▸ **Task statement**:
Pick every line from the data that holds the word "text".

▸ **Data listing**:
• • • •

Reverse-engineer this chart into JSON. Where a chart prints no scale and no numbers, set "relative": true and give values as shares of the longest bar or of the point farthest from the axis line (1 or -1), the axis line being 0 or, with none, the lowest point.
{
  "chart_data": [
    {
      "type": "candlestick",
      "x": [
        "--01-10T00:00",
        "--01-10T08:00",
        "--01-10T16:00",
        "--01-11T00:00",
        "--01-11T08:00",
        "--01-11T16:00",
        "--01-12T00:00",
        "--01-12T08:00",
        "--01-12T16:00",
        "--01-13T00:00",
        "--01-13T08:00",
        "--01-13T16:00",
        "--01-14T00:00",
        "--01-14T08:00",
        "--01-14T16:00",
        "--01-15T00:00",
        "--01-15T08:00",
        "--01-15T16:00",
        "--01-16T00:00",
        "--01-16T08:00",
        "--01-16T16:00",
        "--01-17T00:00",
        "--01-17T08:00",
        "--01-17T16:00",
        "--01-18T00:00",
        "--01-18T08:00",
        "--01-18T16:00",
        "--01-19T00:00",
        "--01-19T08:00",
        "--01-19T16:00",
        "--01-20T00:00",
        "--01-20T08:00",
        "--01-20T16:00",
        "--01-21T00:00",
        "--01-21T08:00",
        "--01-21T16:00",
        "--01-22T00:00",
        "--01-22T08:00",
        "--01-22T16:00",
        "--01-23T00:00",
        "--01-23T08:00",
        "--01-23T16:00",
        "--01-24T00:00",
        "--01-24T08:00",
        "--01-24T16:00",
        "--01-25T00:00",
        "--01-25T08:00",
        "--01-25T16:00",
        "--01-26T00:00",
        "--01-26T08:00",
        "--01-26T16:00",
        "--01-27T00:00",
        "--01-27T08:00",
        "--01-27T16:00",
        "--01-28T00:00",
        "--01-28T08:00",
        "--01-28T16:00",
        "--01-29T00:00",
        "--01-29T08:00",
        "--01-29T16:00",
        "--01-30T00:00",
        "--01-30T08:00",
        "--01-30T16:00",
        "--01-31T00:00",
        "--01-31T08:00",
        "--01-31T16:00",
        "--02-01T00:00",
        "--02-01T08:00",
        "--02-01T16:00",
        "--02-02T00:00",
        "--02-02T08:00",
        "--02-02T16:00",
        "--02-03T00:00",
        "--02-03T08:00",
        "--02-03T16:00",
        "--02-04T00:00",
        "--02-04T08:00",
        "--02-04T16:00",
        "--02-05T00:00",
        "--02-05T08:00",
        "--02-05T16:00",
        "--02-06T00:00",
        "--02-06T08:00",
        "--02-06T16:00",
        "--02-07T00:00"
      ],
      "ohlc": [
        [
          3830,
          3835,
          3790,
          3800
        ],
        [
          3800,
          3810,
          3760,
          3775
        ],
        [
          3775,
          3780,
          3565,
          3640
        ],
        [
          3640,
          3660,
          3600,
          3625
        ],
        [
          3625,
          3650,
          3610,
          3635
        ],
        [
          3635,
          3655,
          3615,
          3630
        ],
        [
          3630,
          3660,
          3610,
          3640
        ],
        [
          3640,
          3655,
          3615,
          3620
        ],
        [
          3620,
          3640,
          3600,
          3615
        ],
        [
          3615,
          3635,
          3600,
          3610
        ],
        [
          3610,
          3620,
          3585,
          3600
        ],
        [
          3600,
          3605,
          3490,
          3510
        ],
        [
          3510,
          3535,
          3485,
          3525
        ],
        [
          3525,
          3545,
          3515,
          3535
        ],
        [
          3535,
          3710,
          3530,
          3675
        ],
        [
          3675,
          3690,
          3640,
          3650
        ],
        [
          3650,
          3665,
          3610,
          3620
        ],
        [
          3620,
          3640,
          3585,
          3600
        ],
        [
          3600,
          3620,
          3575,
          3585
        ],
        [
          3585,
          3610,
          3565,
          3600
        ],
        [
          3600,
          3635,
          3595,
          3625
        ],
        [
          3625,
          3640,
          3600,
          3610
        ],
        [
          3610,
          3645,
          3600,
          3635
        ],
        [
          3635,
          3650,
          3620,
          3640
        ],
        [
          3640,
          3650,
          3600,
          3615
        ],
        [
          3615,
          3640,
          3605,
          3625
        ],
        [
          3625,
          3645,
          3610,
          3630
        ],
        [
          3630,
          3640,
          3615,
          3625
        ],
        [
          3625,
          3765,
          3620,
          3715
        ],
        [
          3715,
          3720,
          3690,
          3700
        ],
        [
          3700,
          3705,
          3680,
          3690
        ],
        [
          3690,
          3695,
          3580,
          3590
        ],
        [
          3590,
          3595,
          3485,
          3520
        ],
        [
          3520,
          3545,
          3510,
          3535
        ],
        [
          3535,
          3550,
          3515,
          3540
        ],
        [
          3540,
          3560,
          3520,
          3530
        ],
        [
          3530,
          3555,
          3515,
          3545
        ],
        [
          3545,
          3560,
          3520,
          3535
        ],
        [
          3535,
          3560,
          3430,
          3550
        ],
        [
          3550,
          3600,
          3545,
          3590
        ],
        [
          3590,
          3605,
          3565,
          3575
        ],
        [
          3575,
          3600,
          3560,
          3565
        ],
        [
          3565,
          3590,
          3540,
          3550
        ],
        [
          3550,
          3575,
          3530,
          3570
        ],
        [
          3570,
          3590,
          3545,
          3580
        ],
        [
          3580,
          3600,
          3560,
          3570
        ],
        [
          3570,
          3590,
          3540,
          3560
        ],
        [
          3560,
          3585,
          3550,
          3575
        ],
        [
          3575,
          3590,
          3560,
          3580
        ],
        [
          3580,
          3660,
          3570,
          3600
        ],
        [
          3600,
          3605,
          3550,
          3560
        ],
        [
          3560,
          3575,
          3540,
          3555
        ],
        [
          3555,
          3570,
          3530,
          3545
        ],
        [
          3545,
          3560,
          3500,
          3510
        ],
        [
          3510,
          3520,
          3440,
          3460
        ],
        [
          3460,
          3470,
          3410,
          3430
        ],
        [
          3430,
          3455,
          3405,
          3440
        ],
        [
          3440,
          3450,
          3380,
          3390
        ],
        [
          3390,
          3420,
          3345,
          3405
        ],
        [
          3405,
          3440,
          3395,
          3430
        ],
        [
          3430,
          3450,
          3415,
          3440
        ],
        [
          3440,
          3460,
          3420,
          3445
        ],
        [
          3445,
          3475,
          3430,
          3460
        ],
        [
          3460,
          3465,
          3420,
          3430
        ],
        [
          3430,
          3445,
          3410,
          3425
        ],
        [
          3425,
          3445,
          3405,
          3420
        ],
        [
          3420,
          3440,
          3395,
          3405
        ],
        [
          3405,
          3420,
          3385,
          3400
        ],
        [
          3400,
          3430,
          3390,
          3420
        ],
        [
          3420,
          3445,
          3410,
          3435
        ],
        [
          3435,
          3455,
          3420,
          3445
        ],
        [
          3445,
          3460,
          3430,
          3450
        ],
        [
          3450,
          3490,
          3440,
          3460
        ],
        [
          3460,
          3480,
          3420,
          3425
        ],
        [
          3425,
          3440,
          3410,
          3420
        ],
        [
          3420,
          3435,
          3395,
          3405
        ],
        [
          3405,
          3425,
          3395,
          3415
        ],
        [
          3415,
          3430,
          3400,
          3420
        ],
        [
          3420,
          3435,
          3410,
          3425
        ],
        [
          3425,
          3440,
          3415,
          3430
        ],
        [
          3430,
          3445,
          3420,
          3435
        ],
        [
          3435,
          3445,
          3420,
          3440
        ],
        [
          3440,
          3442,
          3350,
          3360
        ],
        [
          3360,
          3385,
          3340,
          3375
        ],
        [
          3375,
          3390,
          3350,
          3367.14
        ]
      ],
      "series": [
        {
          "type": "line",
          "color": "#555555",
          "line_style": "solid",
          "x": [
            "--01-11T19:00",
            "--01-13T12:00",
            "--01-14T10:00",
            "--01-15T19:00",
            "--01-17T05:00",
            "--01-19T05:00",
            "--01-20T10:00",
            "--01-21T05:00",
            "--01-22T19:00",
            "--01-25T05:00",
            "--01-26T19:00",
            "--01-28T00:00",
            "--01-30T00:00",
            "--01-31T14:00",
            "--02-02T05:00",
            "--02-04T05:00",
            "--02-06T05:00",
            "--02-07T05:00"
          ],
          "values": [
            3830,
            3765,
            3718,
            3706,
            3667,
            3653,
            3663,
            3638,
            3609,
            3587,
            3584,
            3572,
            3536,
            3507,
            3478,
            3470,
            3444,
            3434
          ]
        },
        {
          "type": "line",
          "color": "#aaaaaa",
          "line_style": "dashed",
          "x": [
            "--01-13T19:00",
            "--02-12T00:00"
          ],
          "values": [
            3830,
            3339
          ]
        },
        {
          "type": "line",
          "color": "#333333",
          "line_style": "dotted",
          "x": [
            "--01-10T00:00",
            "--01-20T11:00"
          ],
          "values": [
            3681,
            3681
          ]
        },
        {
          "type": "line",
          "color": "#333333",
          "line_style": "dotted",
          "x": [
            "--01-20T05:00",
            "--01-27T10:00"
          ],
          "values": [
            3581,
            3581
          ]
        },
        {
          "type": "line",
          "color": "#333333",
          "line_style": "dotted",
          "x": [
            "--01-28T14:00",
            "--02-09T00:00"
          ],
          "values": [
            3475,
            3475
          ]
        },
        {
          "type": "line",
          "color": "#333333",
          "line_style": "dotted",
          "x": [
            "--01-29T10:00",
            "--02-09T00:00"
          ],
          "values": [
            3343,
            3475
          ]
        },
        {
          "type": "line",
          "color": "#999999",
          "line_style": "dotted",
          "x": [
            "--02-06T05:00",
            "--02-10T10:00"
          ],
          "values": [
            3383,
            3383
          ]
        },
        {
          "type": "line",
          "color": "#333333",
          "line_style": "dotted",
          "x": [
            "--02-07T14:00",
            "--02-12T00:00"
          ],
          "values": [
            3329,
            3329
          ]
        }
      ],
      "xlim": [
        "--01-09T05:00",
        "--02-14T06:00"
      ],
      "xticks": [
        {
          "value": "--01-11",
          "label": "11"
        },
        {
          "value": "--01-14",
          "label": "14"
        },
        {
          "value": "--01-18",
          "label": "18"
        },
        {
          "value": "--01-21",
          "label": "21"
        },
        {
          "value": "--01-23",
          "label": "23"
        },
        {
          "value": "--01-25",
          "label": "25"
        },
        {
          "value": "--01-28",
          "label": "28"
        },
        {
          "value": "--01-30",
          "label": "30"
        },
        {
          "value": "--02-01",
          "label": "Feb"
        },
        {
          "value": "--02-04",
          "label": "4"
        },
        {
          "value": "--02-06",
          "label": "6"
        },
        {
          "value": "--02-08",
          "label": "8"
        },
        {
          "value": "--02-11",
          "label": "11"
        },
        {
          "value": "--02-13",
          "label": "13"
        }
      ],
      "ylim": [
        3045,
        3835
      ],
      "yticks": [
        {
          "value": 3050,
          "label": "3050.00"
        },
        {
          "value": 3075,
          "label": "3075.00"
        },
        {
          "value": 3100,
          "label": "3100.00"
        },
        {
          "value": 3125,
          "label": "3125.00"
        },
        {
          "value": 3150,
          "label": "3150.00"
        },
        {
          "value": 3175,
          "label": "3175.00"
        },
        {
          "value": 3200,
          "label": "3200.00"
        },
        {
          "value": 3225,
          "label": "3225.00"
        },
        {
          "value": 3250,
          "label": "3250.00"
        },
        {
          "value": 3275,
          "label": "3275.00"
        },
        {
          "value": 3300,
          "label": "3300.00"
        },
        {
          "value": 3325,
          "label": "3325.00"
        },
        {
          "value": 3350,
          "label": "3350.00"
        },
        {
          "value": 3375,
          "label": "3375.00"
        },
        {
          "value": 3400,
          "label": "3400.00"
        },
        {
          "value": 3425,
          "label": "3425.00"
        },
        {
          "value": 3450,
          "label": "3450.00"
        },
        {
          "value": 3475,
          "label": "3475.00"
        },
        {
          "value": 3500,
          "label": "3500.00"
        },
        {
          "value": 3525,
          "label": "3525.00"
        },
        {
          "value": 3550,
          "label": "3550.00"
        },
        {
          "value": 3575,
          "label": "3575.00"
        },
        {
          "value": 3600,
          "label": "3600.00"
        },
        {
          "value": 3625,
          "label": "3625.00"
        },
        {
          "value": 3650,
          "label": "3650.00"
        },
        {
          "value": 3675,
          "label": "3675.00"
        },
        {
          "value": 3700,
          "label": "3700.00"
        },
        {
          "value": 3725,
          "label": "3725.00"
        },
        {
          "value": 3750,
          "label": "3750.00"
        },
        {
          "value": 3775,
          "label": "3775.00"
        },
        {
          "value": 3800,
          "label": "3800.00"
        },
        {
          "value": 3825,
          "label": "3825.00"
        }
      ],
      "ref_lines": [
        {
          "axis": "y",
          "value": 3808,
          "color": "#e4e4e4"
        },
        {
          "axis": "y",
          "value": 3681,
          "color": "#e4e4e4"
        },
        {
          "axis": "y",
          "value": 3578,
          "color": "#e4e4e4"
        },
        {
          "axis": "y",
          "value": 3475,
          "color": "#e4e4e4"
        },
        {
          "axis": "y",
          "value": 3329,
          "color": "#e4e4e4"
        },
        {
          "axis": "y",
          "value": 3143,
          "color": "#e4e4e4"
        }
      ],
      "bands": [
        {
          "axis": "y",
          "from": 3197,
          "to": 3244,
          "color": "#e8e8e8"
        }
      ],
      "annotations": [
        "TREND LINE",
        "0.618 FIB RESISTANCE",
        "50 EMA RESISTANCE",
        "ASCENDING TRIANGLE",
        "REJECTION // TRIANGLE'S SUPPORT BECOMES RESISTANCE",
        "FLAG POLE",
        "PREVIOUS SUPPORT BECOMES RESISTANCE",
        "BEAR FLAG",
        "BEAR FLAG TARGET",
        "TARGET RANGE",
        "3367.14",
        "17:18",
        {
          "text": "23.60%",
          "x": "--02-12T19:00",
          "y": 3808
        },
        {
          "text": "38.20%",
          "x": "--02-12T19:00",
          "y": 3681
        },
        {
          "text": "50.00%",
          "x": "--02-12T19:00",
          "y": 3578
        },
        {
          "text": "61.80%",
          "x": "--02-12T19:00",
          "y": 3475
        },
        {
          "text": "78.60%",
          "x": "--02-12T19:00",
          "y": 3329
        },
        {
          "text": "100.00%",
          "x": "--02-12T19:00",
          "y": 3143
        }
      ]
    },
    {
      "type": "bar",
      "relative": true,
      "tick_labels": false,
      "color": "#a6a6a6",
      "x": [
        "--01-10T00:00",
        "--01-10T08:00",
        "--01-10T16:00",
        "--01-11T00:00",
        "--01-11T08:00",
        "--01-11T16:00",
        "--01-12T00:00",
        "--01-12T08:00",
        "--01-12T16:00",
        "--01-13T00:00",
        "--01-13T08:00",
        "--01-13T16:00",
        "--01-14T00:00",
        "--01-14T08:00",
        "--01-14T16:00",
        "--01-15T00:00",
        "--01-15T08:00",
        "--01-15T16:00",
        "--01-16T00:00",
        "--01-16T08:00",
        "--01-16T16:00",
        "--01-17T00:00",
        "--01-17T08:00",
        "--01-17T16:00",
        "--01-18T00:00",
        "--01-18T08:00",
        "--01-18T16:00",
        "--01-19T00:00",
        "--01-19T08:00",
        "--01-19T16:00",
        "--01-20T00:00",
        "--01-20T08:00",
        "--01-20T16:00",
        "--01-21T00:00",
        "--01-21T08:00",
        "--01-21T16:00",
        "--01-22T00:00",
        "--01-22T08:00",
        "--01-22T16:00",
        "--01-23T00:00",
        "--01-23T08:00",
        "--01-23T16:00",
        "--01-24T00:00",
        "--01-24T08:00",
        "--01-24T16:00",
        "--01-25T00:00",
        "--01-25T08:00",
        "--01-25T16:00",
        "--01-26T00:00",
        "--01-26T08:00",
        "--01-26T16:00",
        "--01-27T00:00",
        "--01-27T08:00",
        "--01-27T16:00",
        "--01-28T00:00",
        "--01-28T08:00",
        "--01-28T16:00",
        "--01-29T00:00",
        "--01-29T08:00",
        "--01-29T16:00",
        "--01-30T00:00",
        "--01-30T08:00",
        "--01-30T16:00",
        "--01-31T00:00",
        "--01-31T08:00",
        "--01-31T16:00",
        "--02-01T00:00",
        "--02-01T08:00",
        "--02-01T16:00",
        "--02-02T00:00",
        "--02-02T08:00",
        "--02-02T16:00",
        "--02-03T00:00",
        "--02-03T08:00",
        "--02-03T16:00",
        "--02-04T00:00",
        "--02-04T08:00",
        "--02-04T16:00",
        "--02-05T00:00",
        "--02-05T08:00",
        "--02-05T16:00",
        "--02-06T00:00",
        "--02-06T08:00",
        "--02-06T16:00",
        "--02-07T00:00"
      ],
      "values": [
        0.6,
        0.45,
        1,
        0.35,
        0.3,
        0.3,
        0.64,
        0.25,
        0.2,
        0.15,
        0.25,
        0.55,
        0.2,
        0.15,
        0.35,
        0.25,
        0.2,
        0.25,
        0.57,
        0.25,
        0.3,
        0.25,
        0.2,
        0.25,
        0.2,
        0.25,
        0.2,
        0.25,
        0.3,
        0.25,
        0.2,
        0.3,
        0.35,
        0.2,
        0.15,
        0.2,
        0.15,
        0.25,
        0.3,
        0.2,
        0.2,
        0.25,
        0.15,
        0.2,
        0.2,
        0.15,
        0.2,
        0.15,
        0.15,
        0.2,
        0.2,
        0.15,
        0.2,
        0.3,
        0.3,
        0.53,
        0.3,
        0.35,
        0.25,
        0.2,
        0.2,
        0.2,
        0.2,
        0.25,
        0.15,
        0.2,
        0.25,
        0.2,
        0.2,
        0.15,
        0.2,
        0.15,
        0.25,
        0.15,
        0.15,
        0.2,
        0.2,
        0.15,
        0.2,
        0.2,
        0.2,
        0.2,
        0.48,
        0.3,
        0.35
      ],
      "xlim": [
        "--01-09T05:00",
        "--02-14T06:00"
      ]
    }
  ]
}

• • • •

▸ **Exercise response**:
          "text": "23.60%",
          "text": "38.20%",
          "text": "50.00%",
          "text": "61.80%",
          "text": "78.60%",
          "text": "100.00%",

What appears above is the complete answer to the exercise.